● **EXTRACTED DATA**
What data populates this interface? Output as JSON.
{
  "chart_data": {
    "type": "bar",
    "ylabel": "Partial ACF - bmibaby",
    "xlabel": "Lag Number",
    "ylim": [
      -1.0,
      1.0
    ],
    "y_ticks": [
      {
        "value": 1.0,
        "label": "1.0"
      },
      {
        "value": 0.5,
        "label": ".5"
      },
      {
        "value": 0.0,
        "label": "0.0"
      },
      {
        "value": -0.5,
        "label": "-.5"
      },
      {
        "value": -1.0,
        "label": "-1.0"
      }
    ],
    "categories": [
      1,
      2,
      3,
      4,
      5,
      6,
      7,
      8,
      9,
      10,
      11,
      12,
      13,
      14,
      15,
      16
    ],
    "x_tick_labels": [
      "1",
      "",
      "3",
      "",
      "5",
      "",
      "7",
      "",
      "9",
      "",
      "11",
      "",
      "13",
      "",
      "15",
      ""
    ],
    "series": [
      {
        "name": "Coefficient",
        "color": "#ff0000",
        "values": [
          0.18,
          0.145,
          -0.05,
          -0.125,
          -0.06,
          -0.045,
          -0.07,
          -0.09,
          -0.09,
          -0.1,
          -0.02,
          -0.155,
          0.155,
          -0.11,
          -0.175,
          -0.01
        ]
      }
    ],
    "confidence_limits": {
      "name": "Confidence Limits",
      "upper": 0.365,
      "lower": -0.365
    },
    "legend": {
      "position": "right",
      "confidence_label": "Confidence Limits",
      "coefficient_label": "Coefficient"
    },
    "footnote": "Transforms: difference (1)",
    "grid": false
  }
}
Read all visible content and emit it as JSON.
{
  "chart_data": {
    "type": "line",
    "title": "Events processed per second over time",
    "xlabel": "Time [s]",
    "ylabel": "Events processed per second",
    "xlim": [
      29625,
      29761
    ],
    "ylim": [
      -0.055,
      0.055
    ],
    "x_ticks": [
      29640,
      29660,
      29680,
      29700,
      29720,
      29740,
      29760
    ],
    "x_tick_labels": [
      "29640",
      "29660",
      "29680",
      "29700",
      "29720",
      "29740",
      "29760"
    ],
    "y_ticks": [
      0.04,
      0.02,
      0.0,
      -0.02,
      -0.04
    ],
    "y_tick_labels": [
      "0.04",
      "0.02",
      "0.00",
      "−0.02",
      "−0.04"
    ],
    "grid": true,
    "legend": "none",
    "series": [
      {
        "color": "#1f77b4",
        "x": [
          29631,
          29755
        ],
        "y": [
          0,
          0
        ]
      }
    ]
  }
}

...

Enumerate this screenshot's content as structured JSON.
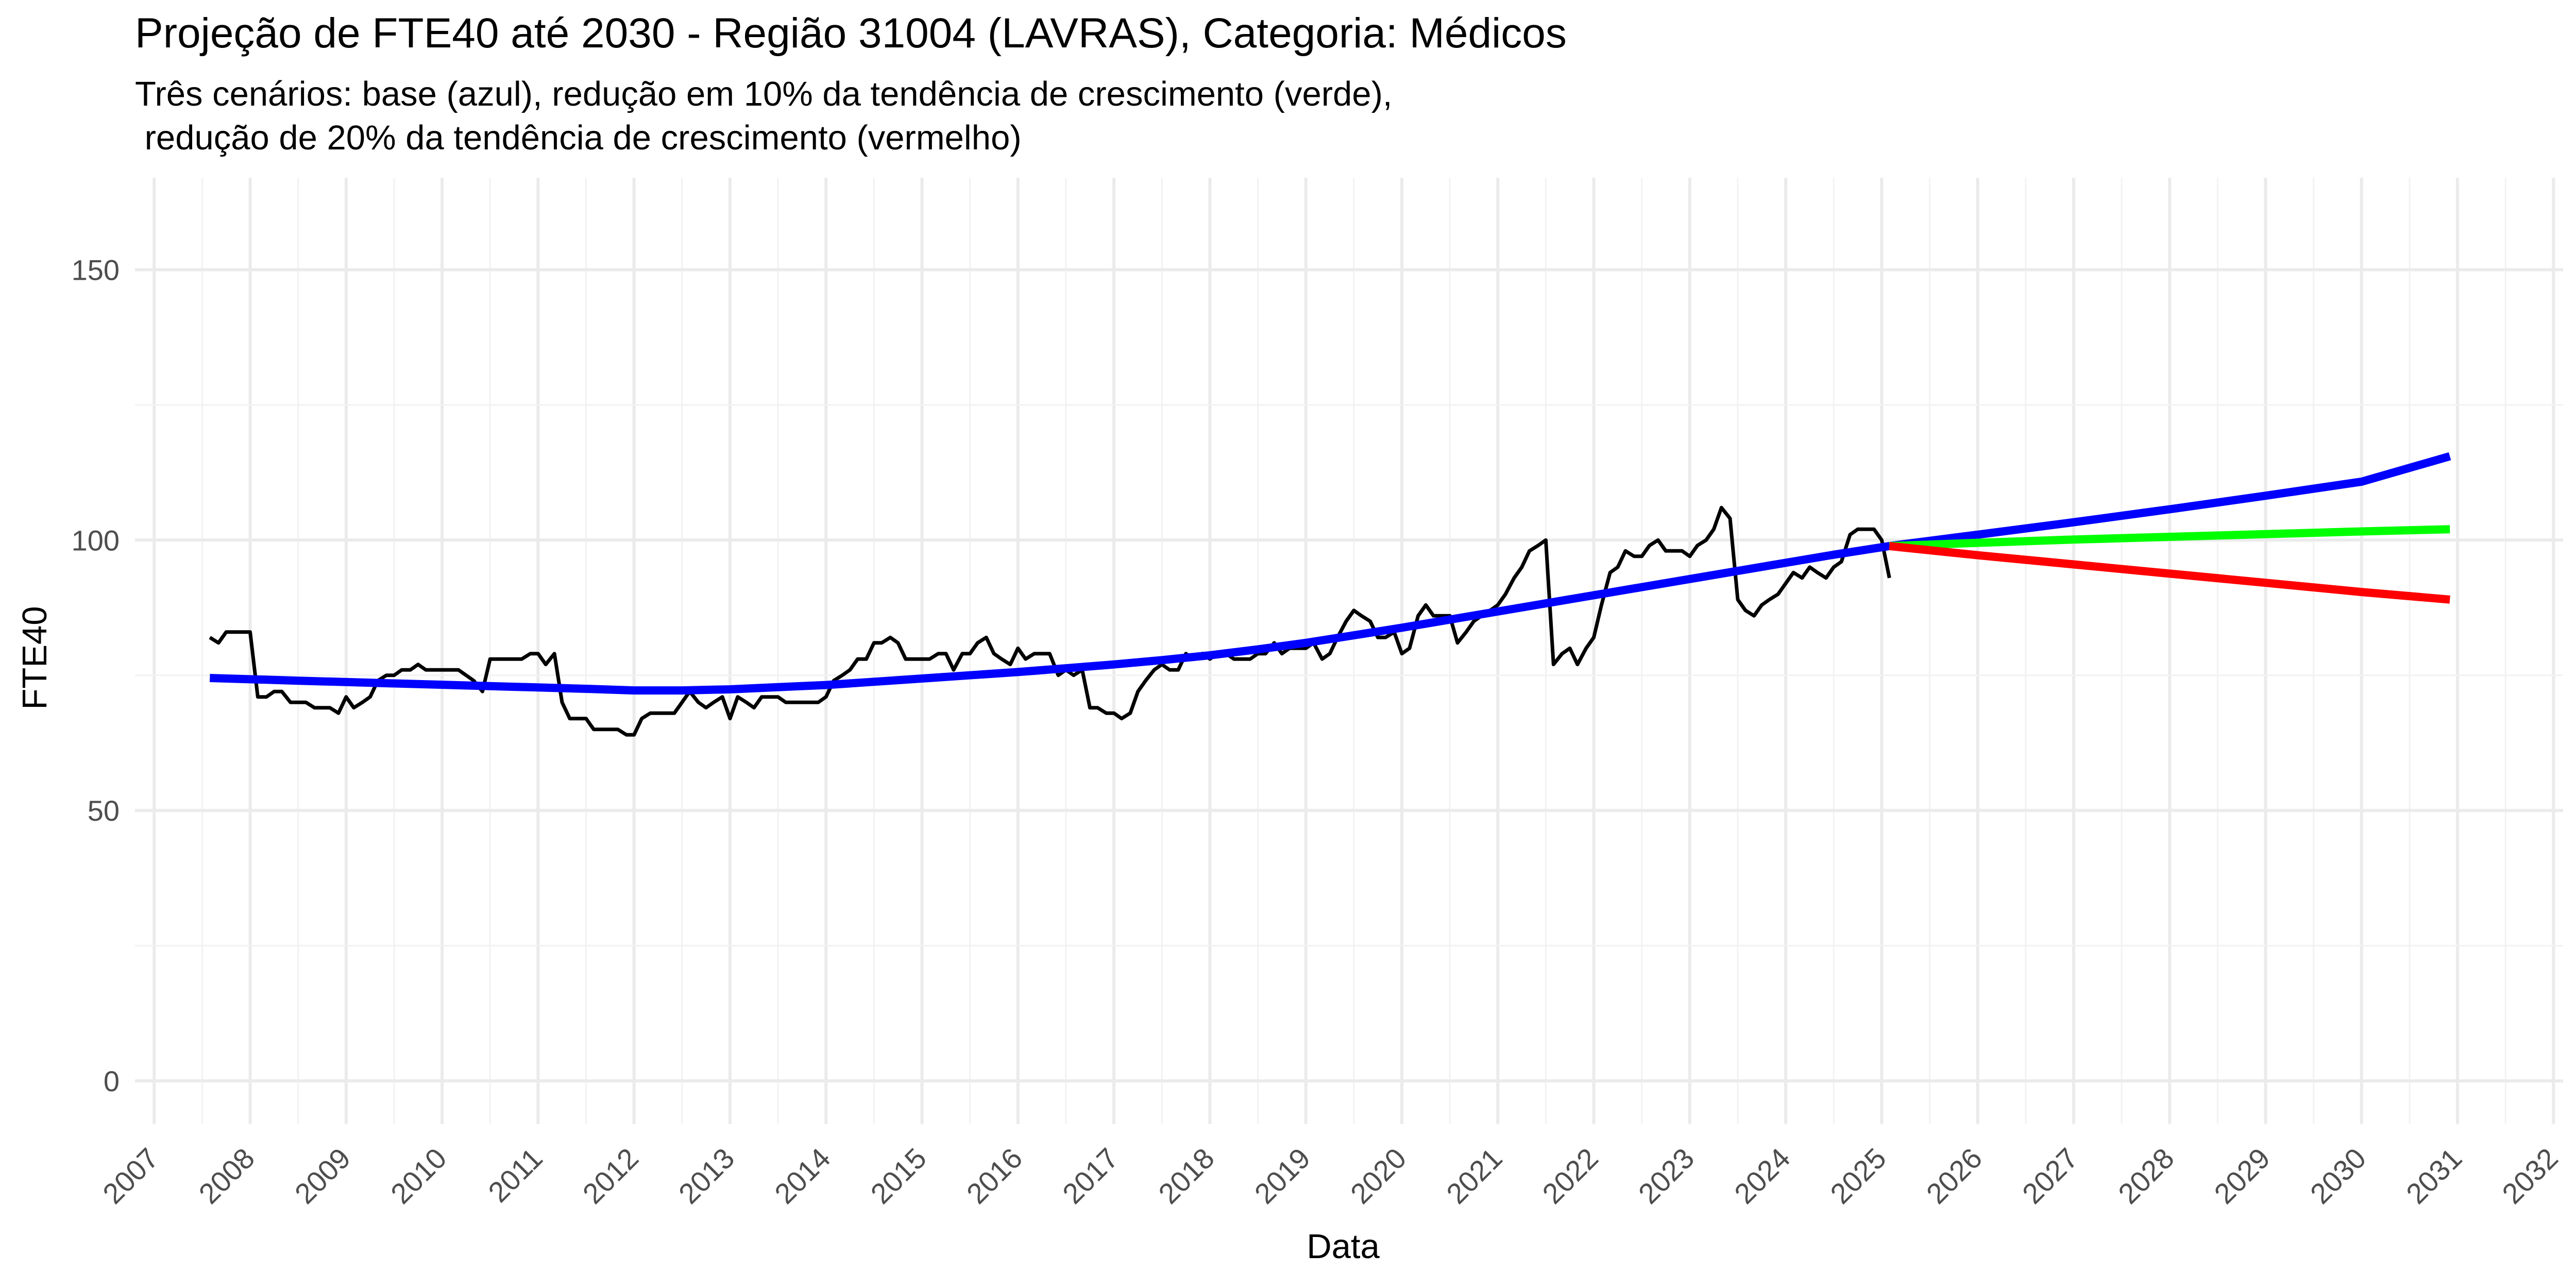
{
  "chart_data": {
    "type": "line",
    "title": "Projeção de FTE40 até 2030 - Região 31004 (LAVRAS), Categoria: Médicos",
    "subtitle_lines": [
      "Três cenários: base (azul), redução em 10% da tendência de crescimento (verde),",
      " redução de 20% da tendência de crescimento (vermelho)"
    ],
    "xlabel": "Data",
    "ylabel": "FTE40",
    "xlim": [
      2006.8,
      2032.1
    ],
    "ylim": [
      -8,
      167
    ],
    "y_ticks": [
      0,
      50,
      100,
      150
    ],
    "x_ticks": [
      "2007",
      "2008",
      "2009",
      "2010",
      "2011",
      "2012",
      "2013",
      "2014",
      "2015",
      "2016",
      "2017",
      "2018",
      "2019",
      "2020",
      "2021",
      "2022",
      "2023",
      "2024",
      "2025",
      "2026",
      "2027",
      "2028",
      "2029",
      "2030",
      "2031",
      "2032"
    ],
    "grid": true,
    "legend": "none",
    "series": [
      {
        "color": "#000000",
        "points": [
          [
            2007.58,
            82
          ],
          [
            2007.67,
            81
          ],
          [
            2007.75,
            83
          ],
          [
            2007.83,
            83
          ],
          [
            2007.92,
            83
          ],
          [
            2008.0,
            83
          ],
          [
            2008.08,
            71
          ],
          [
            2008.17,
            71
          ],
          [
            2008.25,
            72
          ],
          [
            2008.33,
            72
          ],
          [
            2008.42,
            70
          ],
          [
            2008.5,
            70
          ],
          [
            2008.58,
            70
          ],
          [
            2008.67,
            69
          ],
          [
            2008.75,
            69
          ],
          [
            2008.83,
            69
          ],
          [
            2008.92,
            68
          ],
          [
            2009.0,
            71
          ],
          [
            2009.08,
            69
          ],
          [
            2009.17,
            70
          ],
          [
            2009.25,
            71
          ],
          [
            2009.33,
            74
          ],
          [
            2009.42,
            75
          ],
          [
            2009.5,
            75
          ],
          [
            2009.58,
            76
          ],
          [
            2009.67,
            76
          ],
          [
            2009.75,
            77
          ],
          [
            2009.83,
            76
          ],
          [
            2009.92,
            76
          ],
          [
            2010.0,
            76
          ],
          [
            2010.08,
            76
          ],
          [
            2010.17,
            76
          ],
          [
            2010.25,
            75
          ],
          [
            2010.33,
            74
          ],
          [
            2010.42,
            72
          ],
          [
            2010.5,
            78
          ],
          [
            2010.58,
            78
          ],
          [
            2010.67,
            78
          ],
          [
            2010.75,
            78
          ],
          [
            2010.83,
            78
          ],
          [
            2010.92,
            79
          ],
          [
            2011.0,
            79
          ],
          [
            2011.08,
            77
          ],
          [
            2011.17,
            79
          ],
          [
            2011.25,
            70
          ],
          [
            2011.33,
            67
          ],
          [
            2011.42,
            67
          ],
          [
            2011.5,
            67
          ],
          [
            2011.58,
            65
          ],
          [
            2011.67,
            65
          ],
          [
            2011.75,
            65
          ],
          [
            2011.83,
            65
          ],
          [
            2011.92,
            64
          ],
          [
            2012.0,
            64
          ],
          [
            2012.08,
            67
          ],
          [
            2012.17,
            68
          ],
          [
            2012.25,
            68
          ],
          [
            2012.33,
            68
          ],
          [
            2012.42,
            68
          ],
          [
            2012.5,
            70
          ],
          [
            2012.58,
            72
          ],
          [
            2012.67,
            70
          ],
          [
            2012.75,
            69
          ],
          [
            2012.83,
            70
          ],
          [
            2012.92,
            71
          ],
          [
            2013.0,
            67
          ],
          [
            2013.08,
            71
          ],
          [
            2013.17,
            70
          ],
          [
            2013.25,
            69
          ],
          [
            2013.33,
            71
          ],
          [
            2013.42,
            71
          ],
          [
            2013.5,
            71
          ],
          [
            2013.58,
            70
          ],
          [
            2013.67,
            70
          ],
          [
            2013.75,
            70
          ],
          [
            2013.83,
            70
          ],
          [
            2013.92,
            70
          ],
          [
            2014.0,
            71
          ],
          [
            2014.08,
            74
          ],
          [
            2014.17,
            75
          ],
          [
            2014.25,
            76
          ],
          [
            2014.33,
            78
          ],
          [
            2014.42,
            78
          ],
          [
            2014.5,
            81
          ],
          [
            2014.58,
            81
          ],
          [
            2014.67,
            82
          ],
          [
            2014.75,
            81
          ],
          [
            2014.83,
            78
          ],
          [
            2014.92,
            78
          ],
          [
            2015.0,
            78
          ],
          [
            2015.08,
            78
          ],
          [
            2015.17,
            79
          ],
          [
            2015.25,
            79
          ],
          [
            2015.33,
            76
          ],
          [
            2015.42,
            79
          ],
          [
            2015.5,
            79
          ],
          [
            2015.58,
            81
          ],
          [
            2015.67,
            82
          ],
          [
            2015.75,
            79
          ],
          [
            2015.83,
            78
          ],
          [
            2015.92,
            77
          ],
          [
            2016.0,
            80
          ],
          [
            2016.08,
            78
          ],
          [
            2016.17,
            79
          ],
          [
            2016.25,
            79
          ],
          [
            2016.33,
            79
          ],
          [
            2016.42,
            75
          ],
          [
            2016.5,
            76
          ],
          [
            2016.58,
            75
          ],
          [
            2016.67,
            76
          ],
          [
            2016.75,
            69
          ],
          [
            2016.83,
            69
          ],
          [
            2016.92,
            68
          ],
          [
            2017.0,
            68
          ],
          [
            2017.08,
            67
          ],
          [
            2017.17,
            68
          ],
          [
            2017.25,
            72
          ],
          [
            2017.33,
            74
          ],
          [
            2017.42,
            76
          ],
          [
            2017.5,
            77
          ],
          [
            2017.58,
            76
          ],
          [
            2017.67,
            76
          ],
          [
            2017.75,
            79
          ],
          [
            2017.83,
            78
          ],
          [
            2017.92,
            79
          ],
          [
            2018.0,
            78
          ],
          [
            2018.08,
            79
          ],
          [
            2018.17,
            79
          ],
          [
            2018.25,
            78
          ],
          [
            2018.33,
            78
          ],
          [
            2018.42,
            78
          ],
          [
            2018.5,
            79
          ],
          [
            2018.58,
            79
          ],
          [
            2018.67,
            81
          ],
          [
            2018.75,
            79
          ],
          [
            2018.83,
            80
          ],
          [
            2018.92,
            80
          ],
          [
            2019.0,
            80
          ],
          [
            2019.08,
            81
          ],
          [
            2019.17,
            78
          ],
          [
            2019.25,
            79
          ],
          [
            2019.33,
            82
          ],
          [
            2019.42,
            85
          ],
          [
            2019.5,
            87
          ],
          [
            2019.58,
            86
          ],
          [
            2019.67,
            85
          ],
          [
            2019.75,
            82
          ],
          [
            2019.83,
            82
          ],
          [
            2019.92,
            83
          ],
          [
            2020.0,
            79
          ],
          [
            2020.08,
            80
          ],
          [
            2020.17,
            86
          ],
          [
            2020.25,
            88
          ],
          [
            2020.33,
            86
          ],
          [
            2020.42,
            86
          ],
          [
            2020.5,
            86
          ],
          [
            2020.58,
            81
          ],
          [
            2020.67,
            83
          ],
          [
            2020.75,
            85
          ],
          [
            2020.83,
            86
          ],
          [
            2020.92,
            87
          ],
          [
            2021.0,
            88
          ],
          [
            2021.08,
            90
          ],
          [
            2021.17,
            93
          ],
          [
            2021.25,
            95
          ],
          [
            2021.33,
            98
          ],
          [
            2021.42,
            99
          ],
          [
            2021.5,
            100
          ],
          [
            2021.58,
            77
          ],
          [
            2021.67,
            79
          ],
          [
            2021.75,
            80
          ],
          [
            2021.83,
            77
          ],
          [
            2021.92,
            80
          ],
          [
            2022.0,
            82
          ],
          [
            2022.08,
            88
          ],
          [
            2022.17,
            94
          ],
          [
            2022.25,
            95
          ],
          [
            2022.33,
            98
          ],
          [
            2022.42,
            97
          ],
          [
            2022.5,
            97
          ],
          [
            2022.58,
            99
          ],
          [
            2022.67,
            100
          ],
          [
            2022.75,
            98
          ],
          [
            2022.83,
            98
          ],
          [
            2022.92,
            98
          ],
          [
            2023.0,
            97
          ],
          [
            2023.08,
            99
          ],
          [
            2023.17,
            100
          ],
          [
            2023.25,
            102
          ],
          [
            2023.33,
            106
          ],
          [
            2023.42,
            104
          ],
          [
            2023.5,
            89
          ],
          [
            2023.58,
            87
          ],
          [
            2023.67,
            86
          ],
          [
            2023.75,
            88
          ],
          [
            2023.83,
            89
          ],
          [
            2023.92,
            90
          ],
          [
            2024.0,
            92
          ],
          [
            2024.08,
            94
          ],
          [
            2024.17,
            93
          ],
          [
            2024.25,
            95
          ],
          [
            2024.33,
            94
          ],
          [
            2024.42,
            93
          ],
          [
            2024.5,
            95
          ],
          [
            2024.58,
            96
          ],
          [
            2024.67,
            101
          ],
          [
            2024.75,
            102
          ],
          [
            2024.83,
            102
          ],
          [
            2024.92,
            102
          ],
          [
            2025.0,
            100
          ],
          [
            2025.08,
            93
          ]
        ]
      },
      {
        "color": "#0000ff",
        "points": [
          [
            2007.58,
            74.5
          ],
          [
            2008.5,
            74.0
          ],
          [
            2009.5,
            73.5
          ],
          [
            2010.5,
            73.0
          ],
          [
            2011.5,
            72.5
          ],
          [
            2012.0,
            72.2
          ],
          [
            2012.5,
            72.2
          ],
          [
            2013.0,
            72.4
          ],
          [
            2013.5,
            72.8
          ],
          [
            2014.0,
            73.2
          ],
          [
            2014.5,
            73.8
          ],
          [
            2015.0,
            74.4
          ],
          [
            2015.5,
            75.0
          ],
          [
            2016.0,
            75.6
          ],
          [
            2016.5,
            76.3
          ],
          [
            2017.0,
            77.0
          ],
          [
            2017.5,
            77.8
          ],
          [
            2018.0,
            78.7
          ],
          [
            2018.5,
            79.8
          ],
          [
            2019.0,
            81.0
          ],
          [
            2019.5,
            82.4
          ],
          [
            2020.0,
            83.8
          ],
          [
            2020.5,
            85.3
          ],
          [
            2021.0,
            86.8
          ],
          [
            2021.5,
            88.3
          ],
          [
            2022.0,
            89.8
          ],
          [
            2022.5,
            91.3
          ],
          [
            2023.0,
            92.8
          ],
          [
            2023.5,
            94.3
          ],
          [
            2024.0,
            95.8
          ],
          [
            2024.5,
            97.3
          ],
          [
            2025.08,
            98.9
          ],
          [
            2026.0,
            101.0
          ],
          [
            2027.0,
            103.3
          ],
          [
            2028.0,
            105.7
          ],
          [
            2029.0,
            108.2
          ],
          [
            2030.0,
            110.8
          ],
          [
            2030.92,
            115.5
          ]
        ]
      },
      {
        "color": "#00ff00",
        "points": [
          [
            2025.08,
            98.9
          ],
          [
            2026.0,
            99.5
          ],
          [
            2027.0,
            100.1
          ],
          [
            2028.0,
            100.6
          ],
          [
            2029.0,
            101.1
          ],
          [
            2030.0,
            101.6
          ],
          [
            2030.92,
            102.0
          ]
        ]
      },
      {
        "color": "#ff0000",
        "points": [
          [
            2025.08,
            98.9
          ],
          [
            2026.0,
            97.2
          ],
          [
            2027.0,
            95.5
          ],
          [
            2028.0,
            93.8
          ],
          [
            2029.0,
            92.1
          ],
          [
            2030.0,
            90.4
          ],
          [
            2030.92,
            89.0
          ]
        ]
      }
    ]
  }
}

● **WHAT YOU HAVE TO DO**
Show every line from the listing above in which the string "redução" appears.

● **OUTPUT OF THE EXERCISE**
      "Três cenários: base (azul), redução em 10% da tendência de crescimento (verde),",
      " redução de 20% da tendência de crescimento (vermelho)"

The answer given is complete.